### DATASET ENTRIES:
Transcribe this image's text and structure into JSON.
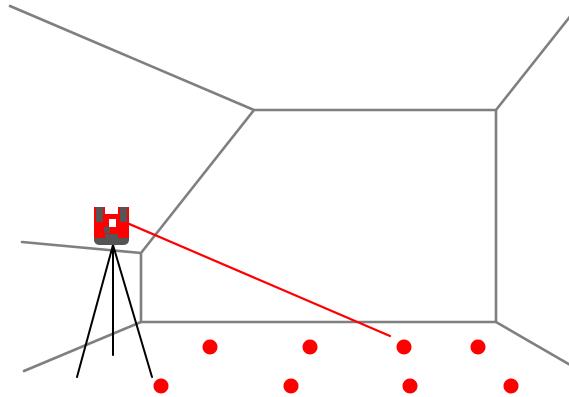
{
  "diagram": {
    "subject": "laser-scanner-on-tripod-in-room",
    "colors": {
      "background": "#ffffff",
      "room_lines": "#7f7f7f",
      "tripod": "#000000",
      "scanner_body": "#555555",
      "laser": "#ff0000",
      "points": "#ff0000"
    },
    "point_count": 8,
    "icons": [
      "laser-scanner-icon",
      "tripod-icon"
    ]
  }
}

### TASK DIRECTIONS:
Tally the lines in the records above that contain the word "tripod", and give only that number.

### SOLUTION FOR THIS EXERCISE:
3